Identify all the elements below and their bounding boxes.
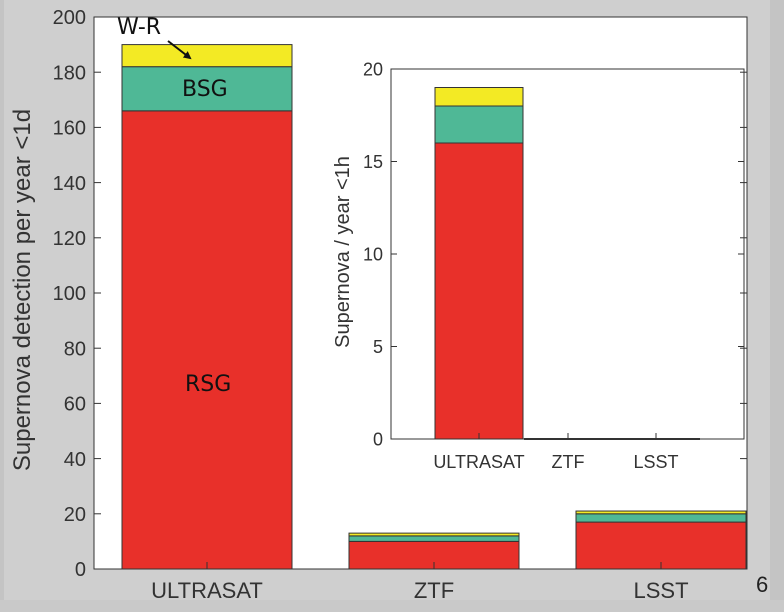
x-tick-label-ztf: ZTF [414, 578, 454, 603]
bar-segment-ultrasat-0 [121, 110, 293, 570]
y-tick-label: 40 [64, 449, 86, 471]
bar-segment-ultrasat-2 [121, 44, 293, 68]
bar-segment-ultrasat-2 [434, 87, 524, 107]
main-bars [121, 44, 747, 570]
x-tick-label-lsst: LSST [633, 452, 678, 472]
x-tick-label-ultrasat: ULTRASAT [433, 452, 524, 472]
y-tick-label: 0 [75, 559, 86, 581]
y-tick-label: 20 [363, 59, 383, 79]
main-plot-frame [93, 16, 748, 570]
background-edge-bottom [0, 600, 784, 612]
y-tick-label: 0 [373, 429, 383, 449]
y-tick-label: 60 [64, 394, 86, 416]
bar-segment-ztf-1 [348, 535, 520, 542]
wr-annotation: W-R [117, 15, 161, 40]
bar-segment-ultrasat-0 [434, 142, 524, 440]
inset-chart: 0 5 10 15 20 ULTRASAT ZTF LSST Supernova / yea… [332, 59, 745, 472]
y-tick-label: 5 [373, 337, 383, 357]
y-tick-label: 160 [53, 118, 86, 140]
background-edge-right [770, 0, 784, 612]
y-tick-label: 140 [53, 173, 86, 195]
y-tick-label: 10 [363, 244, 383, 264]
main-x-tick-labels: ULTRASAT ZTF LSST [151, 578, 688, 603]
bar-segment-ultrasat-1 [121, 66, 293, 112]
y-tick-label: 20 [64, 504, 86, 526]
bar-segment-lsst-0 [575, 521, 747, 570]
rsg-annotation: RSG [185, 372, 231, 397]
inset-y-ticks: 0 5 10 15 20 [363, 59, 744, 449]
y-tick-label: 200 [53, 7, 86, 29]
y-tick-label: 180 [53, 62, 86, 84]
background-edge-left [0, 0, 4, 612]
inset-x-tick-labels: ULTRASAT ZTF LSST [433, 452, 678, 472]
y-tick-label: 100 [53, 283, 86, 305]
bar-segment-ztf-2 [348, 532, 520, 537]
y-tick-label: 120 [53, 228, 86, 250]
bar-segment-lsst-1 [575, 513, 747, 523]
page-number: 6 [756, 572, 769, 597]
x-tick-label-lsst: LSST [633, 578, 688, 603]
bsg-annotation: BSG [182, 77, 228, 102]
y-tick-label: 15 [363, 152, 383, 172]
wr-arrow [167, 40, 192, 60]
inset-y-axis-label: Supernova / year <1h [332, 156, 354, 348]
inset-plot-frame [390, 68, 745, 440]
main-y-axis-label: Supernova detection per year <1d [9, 109, 36, 471]
bar-segment-ultrasat-1 [434, 105, 524, 144]
x-tick-label-ultrasat: ULTRASAT [151, 578, 263, 603]
x-tick-label-ztf: ZTF [552, 452, 585, 472]
bar-segment-lsst-2 [575, 510, 747, 515]
y-tick-label: 80 [64, 338, 86, 360]
inset-bars [434, 87, 700, 440]
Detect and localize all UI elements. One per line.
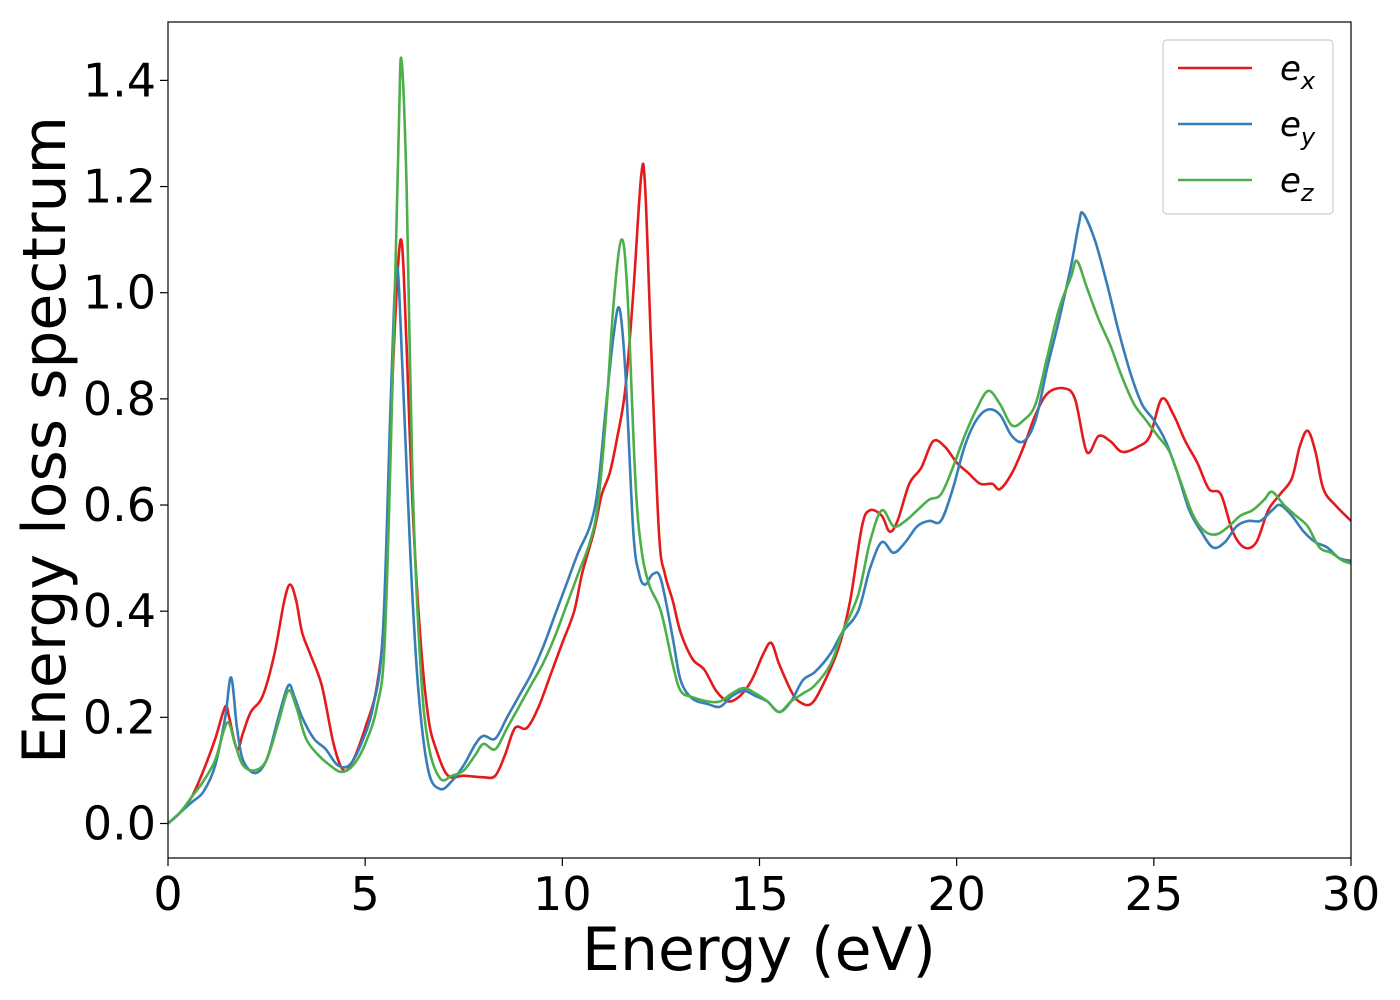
x-tick-label: 15	[730, 867, 789, 921]
series-line-y	[168, 211, 1351, 825]
x-tick-label: 25	[1125, 867, 1184, 921]
x-tick-label: 5	[351, 867, 380, 921]
x-tick-label: 0	[153, 867, 182, 921]
y-tick-label: 0.6	[83, 478, 156, 532]
y-axis: 0.0 0.2 0.4 0.6 0.8 1.0 1.2 1.4	[83, 53, 168, 850]
y-tick-label: 1.2	[83, 160, 156, 214]
y-tick-label: 1.0	[83, 266, 156, 320]
y-tick-label: 0.2	[83, 690, 156, 744]
x-axis-label: Energy (eV)	[582, 915, 936, 985]
legend-box	[1162, 39, 1334, 215]
y-tick-label: 0.8	[83, 372, 156, 426]
series-layer	[168, 56, 1351, 825]
y-tick-label: 0.0	[83, 796, 156, 850]
series-line-z	[168, 56, 1351, 825]
x-tick-label: 10	[533, 867, 592, 921]
y-axis-label: Energy loss spectrum	[10, 116, 80, 764]
y-tick-label: 0.4	[83, 584, 156, 638]
x-tick-label: 20	[927, 867, 986, 921]
y-tick-label: 1.4	[83, 53, 156, 107]
x-tick-label: 30	[1322, 867, 1381, 921]
series-line-x	[168, 162, 1351, 825]
x-axis: 0 5 10 15 20 25 30	[153, 858, 1380, 921]
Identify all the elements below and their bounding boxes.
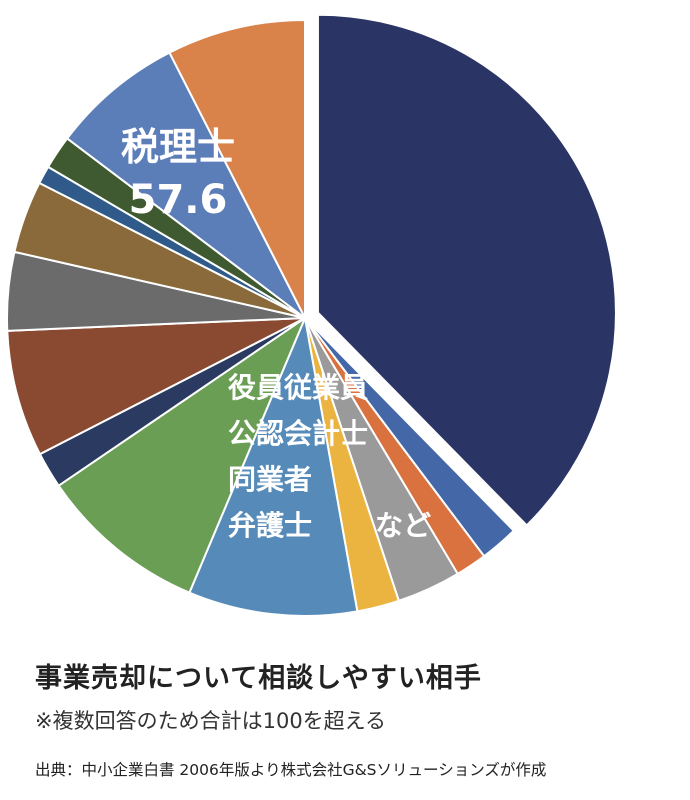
pie-chart-area: 税理士 57.6 役員従業員 公認会計士 同業者 弁護士 など xyxy=(6,13,617,617)
chart-title: 事業売却について相談しやすい相手 xyxy=(35,663,482,694)
pie-slice-13 xyxy=(65,51,306,319)
slice-value-zeirishi: 57.6 xyxy=(129,177,228,223)
annotation-line-4: 弁護士 xyxy=(228,509,312,542)
chart-source: 出典：中小企業白書 2006年版より株式会社G&Sソリューションズが作成 xyxy=(35,761,547,779)
pie-slice-14 xyxy=(168,18,306,319)
annotation-line-1: 役員従業員 xyxy=(228,371,368,404)
pie-slice-8 xyxy=(6,317,306,456)
pie-slice-0 xyxy=(316,13,617,527)
chart-note: ※複数回答のため合計は100を超える xyxy=(35,709,387,733)
annotation-line-3: 同業者 xyxy=(228,463,312,496)
pie-slice-5 xyxy=(188,314,359,617)
annotation-line-2: 公認会計士 xyxy=(228,417,368,450)
pie-chart: 税理士 57.6 役員従業員 公認会計士 同業者 弁護士 など xyxy=(6,13,617,617)
pie-slice-6 xyxy=(57,315,308,594)
annotation-line-5: など xyxy=(375,509,431,542)
slice-label-zeirishi: 税理士 xyxy=(121,125,235,169)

____

Give every line of the records above as a numbered list, omitting blank lines and the pictures.

1. Identify all the elements below and their bounding boxes.
2. x-tick-label-ztf: ZTF [414, 578, 454, 603]
3. bar-segment-ultrasat-0 [121, 110, 293, 570]
4. y-tick-label: 40 [64, 449, 86, 471]
5. bar-segment-ultrasat-2 [121, 44, 293, 68]
6. bar-segment-ultrasat-2 [434, 87, 524, 107]
7. main-bars [121, 44, 747, 570]
8. x-tick-label-lsst: LSST [633, 452, 678, 472]
9. x-tick-label-ultrasat: ULTRASAT [433, 452, 524, 472]
10. y-tick-label: 0 [75, 559, 86, 581]
11. y-tick-label: 20 [363, 59, 383, 79]
12. main-plot-frame [93, 16, 748, 570]
13. background-edge-bottom [0, 600, 784, 612]
14. y-tick-label: 0 [373, 429, 383, 449]
15. y-tick-label: 60 [64, 394, 86, 416]
16. bar-segment-ztf-1 [348, 535, 520, 542]
17. wr-annotation: W-R [117, 15, 161, 40]
18. bar-segment-ultrasat-0 [434, 142, 524, 440]
19. inset-chart: 0 5 10 15 20 ULTRASAT ZTF LSST Supernova / yea… [332, 59, 745, 472]
20. y-tick-label: 5 [373, 337, 383, 357]
21. y-tick-label: 160 [53, 118, 86, 140]
22. background-edge-right [770, 0, 784, 612]
23. y-tick-label: 140 [53, 173, 86, 195]
24. y-tick-label: 10 [363, 244, 383, 264]
25. main-x-tick-labels: ULTRASAT ZTF LSST [151, 578, 688, 603]
26. bar-segment-ultrasat-1 [121, 66, 293, 112]
27. y-tick-label: 20 [64, 504, 86, 526]
28. bar-segment-lsst-0 [575, 521, 747, 570]
29. rsg-annotation: RSG [185, 372, 231, 397]
30. inset-y-ticks: 0 5 10 15 20 [363, 59, 744, 449]
31. y-tick-label: 200 [53, 7, 86, 29]
32. y-tick-label: 180 [53, 62, 86, 84]
33. background-edge-left [0, 0, 4, 612]
34. inset-x-tick-labels: ULTRASAT ZTF LSST [433, 452, 678, 472]
35. y-tick-label: 100 [53, 283, 86, 305]
36. bar-segment-ztf-2 [348, 532, 520, 537]
37. y-tick-label: 120 [53, 228, 86, 250]
38. bar-segment-lsst-1 [575, 513, 747, 523]
39. page-number: 6 [756, 572, 769, 597]
40. x-tick-label-lsst: LSST [633, 578, 688, 603]
41. bsg-annotation: BSG [182, 77, 228, 102]
42. y-tick-label: 15 [363, 152, 383, 172]
43. wr-arrow [167, 40, 192, 60]
44. inset-y-axis-label: Supernova / year <1h [332, 156, 354, 348]
45. inset-plot-frame [390, 68, 745, 440]
46. main-y-axis-label: Supernova detection per year <1d [9, 109, 36, 471]
47. bar-segment-ultrasat-1 [434, 105, 524, 144]
48. x-tick-label-ultrasat: ULTRASAT [151, 578, 263, 603]
49. x-tick-label-ztf: ZTF [552, 452, 585, 472]
50. bar-segment-lsst-2 [575, 510, 747, 515]
51. y-tick-label: 80 [64, 338, 86, 360]
52. inset-bars [434, 87, 700, 440]
53. Detect and localize all UI elements. One per line.
54. x-tick-label: 15	[730, 867, 789, 921]
55. series-line-y	[168, 211, 1351, 825]
56. x-tick-label: 25	[1125, 867, 1184, 921]
57. x-tick-label: 5	[351, 867, 380, 921]
58. x-tick-label: 0	[153, 867, 182, 921]
59. y-tick-label: 0.6	[83, 478, 156, 532]
60. y-axis: 0.0 0.2 0.4 0.6 0.8 1.0 1.2 1.4	[83, 53, 168, 850]
61. y-tick-label: 1.2	[83, 160, 156, 214]
62. y-tick-label: 1.0	[83, 266, 156, 320]
63. y-tick-label: 0.2	[83, 690, 156, 744]
64. x-axis-label: Energy (eV)	[582, 915, 936, 985]
65. legend-box	[1162, 39, 1334, 215]
66. y-tick-label: 0.8	[83, 372, 156, 426]
67. series-layer	[168, 56, 1351, 825]
68. y-tick-label: 0.0	[83, 796, 156, 850]
69. series-line-z	[168, 56, 1351, 825]
70. x-tick-label: 10	[533, 867, 592, 921]
71. y-axis-label: Energy loss spectrum	[10, 116, 80, 764]
72. y-tick-label: 0.4	[83, 584, 156, 638]
73. x-tick-label: 20	[927, 867, 986, 921]
74. y-tick-label: 1.4	[83, 53, 156, 107]
75. x-tick-label: 30	[1322, 867, 1381, 921]
76. series-line-x	[168, 162, 1351, 825]
77. x-axis: 0 5 10 15 20 25 30	[153, 858, 1380, 921]
78. Identify all the elements below and their bounding boxes.
79. pie-chart-area: 税理士 57.6 役員従業員 公認会計士 同業者 弁護士 など xyxy=(6,13,617,617)
80. chart-title: 事業売却について相談しやすい相手 xyxy=(35,663,482,694)
81. pie-slice-13 xyxy=(65,51,306,319)
82. slice-value-zeirishi: 57.6 xyxy=(129,177,228,223)
83. annotation-line-4: 弁護士 xyxy=(228,509,312,542)
84. chart-source: 出典：中小企業白書 2006年版より株式会社G&Sソリューションズが作成 xyxy=(35,761,547,779)
85. pie-slice-14 xyxy=(168,18,306,319)
86. annotation-line-1: 役員従業員 xyxy=(228,371,368,404)
87. pie-slice-8 xyxy=(6,317,306,456)
88. pie-slice-0 xyxy=(316,13,617,527)
89. chart-note: ※複数回答のため合計は100を超える xyxy=(35,709,387,733)
90. annotation-line-3: 同業者 xyxy=(228,463,312,496)
91. pie-slice-5 xyxy=(188,314,359,617)
92. annotation-line-2: 公認会計士 xyxy=(228,417,368,450)
93. pie-chart: 税理士 57.6 役員従業員 公認会計士 同業者 弁護士 など xyxy=(6,13,617,617)
94. pie-slice-6 xyxy=(57,315,308,594)
95. annotation-line-5: など xyxy=(375,509,431,542)
96. slice-label-zeirishi: 税理士 xyxy=(121,125,235,169)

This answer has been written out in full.